• _PROVIDED RECORDS_:
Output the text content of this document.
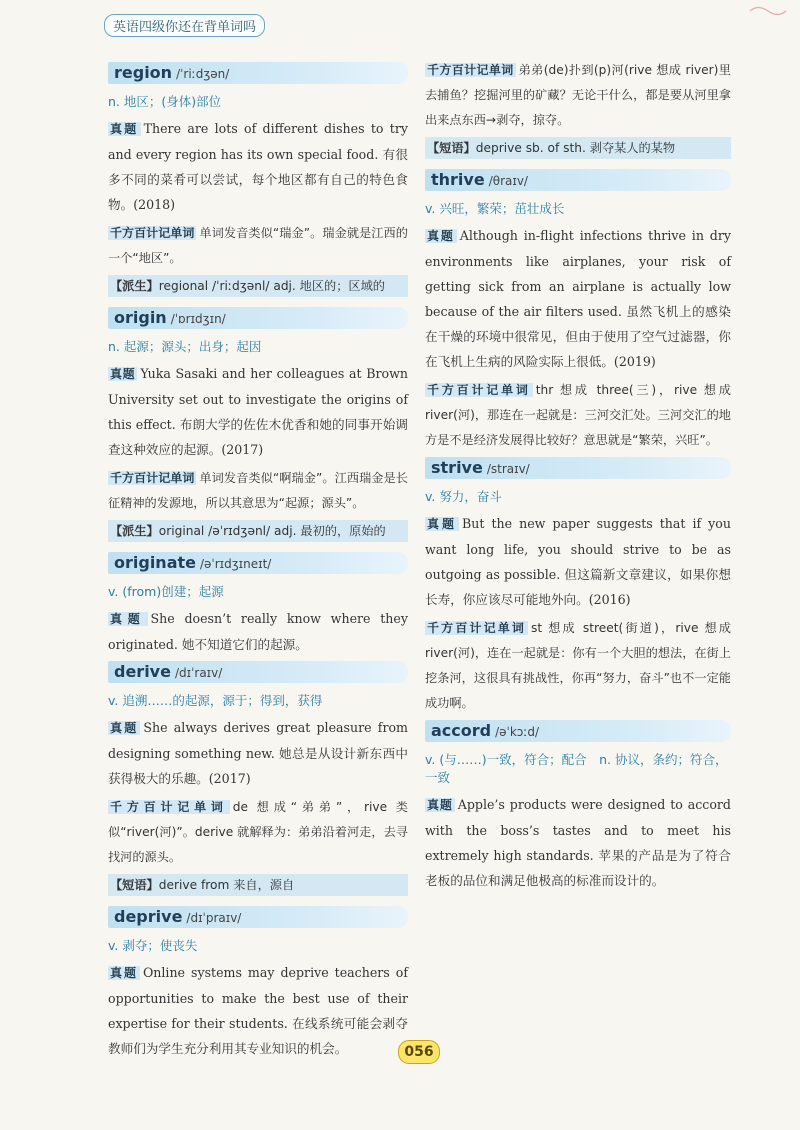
英语四级你还在背单词吗
region /ˈriːdʒən/
n. 地区；(身体)部位

真题 There are lots of different dishes to try and every region has its own special food. 有很多不同的菜肴可以尝试，每个地区都有自己的特色食物。(2018)

千方百计记单词 单词发音类似“瑞金”。瑞金就是江西的一个“地区”。

【派生】regional /ˈriːdʒənl/ adj. 地区的；区域的
origin /ˈɒrɪdʒɪn/
n. 起源；源头；出身；起因

真题 Yuka Sasaki and her colleagues at Brown University set out to investigate the origins of this effect. 布朗大学的佐佐木优香和她的同事开始调查这种效应的起源。(2017)

千方百计记单词 单词发音类似“啊瑞金”。江西瑞金是长征精神的发源地，所以其意思为“起源；源头”。

【派生】original /əˈrɪdʒənl/ adj. 最初的，原始的
originate /əˈrɪdʒɪneɪt/
v. (from)创建；起源

真题 She doesn’t really know where they originated. 她不知道它们的起源。

derive /dɪˈraɪv/
v. 追溯……的起源，源于；得到，获得

真题 She always derives great pleasure from designing something new. 她总是从设计新东西中获得极大的乐趣。(2017)

千方百计记单词 de 想成“弟弟”，rive 类似“river(河)”。derive 就解释为：弟弟沿着河走，去寻找河的源头。

【短语】derive from 来自，源自
deprive /dɪˈpraɪv/
v. 剥夺；使丧失

真题 Online systems may deprive teachers of opportunities to make the best use of their expertise for their students. 在线系统可能会剥夺教师们为学生充分利用其专业知识的机会。

千方百计记单词 弟弟(de)扑到(p)河(rive 想成 river)里去捕鱼？挖掘河里的矿藏？无论干什么，都是要从河里拿出来点东西→剥夺，掠夺。

【短语】deprive sb. of sth. 剥夺某人的某物
thrive /θraɪv/
v. 兴旺，繁荣；茁壮成长

真题 Although in-flight infections thrive in dry environments like airplanes, your risk of getting sick from an airplane is actually low because of the air filters used. 虽然飞机上的感染在干燥的环境中很常见，但由于使用了空气过滤器，你在飞机上生病的风险实际上很低。(2019)

千方百计记单词 thr 想成 three(三)，rive 想成 river(河)，那连在一起就是：三河交汇处。三河交汇的地方是不是经济发展得比较好？意思就是“繁荣，兴旺”。

strive /straɪv/
v. 努力，奋斗

真题 But the new paper suggests that if you want long life, you should strive to be as outgoing as possible. 但这篇新文章建议，如果你想长寿，你应该尽可能地外向。(2016)

千方百计记单词 st 想成 street(街道)，rive 想成 river(河)，连在一起就是：你有一个大胆的想法，在街上挖条河，这很具有挑战性，你再“努力，奋斗”也不一定能成功啊。

accord /əˈkɔːd/
v. (与……)一致，符合；配合　n. 协议，条约；符合，一致

真题 Apple’s products were designed to accord with the boss’s tastes and to meet his extremely high standards. 苹果的产品是为了符合老板的品位和满足他极高的标准而设计的。

056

• _STATED GOAL_:
Repeat each entry above word for word, leaving every picture out.

• _WRITTEN RESPONSE_:
Output the text content of this document.
英语四级你还在背单词吗
region /ˈriːdʒən/
n. 地区；(身体)部位

真题 There are lots of different dishes to try and every region has its own special food. 有很多不同的菜肴可以尝试，每个地区都有自己的特色食物。(2018)

千方百计记单词 单词发音类似“瑞金”。瑞金就是江西的一个“地区”。

【派生】regional /ˈriːdʒənl/ adj. 地区的；区域的
origin /ˈɒrɪdʒɪn/
n. 起源；源头；出身；起因

真题 Yuka Sasaki and her colleagues at Brown University set out to investigate the origins of this effect. 布朗大学的佐佐木优香和她的同事开始调查这种效应的起源。(2017)

千方百计记单词 单词发音类似“啊瑞金”。江西瑞金是长征精神的发源地，所以其意思为“起源；源头”。

【派生】original /əˈrɪdʒənl/ adj. 最初的，原始的
originate /əˈrɪdʒɪneɪt/
v. (from)创建；起源

真题 She doesn’t really know where they originated. 她不知道它们的起源。

derive /dɪˈraɪv/
v. 追溯……的起源，源于；得到，获得

真题 She always derives great pleasure from designing something new. 她总是从设计新东西中获得极大的乐趣。(2017)

千方百计记单词 de 想成“弟弟”，rive 类似“river(河)”。derive 就解释为：弟弟沿着河走，去寻找河的源头。

【短语】derive from 来自，源自
deprive /dɪˈpraɪv/
v. 剥夺；使丧失

真题 Online systems may deprive teachers of opportunities to make the best use of their expertise for their students. 在线系统可能会剥夺教师们为学生充分利用其专业知识的机会。

千方百计记单词 弟弟(de)扑到(p)河(rive 想成 river)里去捕鱼？挖掘河里的矿藏？无论干什么，都是要从河里拿出来点东西→剥夺，掠夺。

【短语】deprive sb. of sth. 剥夺某人的某物
thrive /θraɪv/
v. 兴旺，繁荣；茁壮成长

真题 Although in-flight infections thrive in dry environments like airplanes, your risk of getting sick from an airplane is actually low because of the air filters used. 虽然飞机上的感染在干燥的环境中很常见，但由于使用了空气过滤器，你在飞机上生病的风险实际上很低。(2019)

千方百计记单词 thr 想成 three(三)，rive 想成 river(河)，那连在一起就是：三河交汇处。三河交汇的地方是不是经济发展得比较好？意思就是“繁荣，兴旺”。

strive /straɪv/
v. 努力，奋斗

真题 But the new paper suggests that if you want long life, you should strive to be as outgoing as possible. 但这篇新文章建议，如果你想长寿，你应该尽可能地外向。(2016)

千方百计记单词 st 想成 street(街道)，rive 想成 river(河)，连在一起就是：你有一个大胆的想法，在街上挖条河，这很具有挑战性，你再“努力，奋斗”也不一定能成功啊。

accord /əˈkɔːd/
v. (与……)一致，符合；配合　n. 协议，条约；符合，一致

真题 Apple’s products were designed to accord with the boss’s tastes and to meet his extremely high standards. 苹果的产品是为了符合老板的品位和满足他极高的标准而设计的。

056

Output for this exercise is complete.